Scan the material that follows. Copy every line containing the word "from".

● DATA LINES:
.....

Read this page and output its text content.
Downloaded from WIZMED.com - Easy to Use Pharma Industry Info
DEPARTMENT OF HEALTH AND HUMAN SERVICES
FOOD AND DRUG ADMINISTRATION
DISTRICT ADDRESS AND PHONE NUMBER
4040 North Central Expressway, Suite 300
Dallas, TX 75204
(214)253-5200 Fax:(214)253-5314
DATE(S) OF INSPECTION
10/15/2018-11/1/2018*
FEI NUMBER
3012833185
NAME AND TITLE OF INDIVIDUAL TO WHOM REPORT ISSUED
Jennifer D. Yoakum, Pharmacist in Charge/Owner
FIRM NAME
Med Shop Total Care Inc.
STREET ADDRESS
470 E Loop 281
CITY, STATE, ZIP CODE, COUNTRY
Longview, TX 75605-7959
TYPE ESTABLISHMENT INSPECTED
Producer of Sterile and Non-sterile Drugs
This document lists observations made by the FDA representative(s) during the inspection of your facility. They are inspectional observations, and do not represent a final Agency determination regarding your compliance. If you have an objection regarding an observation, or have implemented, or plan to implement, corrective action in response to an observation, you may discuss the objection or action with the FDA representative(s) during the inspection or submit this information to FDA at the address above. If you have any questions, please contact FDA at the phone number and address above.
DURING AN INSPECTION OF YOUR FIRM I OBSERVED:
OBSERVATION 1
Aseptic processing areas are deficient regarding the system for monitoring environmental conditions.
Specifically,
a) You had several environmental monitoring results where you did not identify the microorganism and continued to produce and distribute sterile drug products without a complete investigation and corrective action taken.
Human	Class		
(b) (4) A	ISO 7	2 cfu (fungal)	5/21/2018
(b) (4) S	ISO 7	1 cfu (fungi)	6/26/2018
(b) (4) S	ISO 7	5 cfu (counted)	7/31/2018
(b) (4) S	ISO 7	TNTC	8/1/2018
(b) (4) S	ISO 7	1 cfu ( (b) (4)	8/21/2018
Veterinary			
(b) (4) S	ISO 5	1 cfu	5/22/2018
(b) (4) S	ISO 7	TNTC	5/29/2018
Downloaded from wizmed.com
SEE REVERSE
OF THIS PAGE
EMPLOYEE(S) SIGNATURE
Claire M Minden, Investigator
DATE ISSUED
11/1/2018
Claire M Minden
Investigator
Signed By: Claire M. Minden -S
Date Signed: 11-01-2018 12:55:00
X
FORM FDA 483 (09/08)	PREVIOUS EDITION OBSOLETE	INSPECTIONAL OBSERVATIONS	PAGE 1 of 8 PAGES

.....

● WRITTEN SOLUTION:
Downloaded from WIZMED.com - Easy to Use Pharma Industry Info
Downloaded from wizmed.com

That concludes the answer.